▶ _What is being asked_
State the number of lines that contain the word "правах", and add nothing else.

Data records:
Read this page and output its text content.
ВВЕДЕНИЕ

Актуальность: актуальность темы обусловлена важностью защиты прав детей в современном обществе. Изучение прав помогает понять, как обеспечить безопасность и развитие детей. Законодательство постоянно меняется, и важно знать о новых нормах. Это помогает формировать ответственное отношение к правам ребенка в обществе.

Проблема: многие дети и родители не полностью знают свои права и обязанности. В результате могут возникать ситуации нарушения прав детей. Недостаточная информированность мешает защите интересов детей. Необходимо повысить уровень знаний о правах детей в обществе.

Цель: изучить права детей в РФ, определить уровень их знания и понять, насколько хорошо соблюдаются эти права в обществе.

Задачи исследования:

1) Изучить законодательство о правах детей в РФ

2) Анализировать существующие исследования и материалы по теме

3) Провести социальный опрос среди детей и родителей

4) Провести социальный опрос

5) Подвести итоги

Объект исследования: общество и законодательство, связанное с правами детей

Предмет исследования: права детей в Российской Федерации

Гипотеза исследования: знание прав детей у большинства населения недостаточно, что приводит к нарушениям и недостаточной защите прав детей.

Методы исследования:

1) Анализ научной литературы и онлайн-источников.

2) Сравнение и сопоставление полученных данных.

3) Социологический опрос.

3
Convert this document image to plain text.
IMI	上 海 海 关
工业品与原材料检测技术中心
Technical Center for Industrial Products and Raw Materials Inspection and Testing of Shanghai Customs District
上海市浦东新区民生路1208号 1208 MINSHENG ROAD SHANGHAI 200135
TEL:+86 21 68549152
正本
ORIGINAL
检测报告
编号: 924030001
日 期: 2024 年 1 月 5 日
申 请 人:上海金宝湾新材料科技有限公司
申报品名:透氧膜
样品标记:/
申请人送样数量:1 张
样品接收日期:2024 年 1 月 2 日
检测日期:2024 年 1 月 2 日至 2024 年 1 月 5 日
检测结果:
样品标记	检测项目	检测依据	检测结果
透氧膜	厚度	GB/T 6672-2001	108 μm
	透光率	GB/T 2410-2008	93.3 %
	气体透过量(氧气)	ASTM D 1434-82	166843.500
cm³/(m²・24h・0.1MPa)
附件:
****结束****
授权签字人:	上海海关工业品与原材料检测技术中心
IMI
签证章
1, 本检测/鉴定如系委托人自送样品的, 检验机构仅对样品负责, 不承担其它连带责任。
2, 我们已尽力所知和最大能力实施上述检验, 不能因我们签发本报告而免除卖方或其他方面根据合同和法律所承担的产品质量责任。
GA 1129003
...
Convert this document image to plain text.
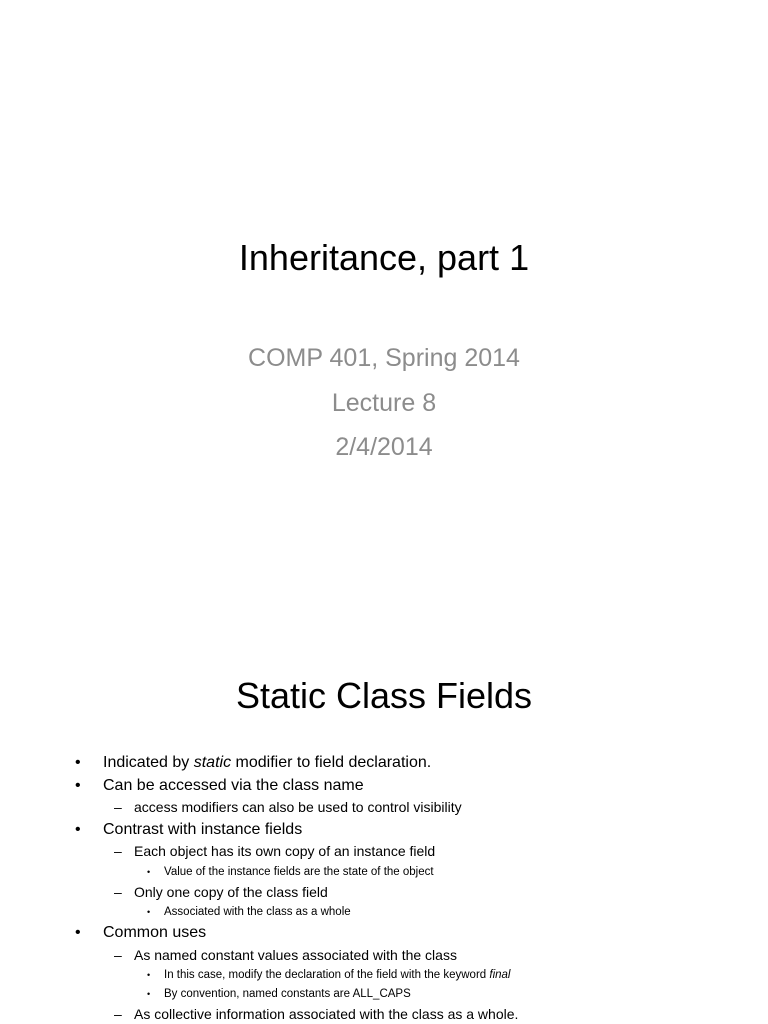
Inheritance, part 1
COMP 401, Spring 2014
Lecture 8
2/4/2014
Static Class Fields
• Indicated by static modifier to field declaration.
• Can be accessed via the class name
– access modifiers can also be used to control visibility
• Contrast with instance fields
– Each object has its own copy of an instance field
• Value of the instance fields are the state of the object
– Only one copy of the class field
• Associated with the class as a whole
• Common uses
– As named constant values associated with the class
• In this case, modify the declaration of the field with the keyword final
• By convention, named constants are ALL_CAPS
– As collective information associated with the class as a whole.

▶ _Exercise answer_
2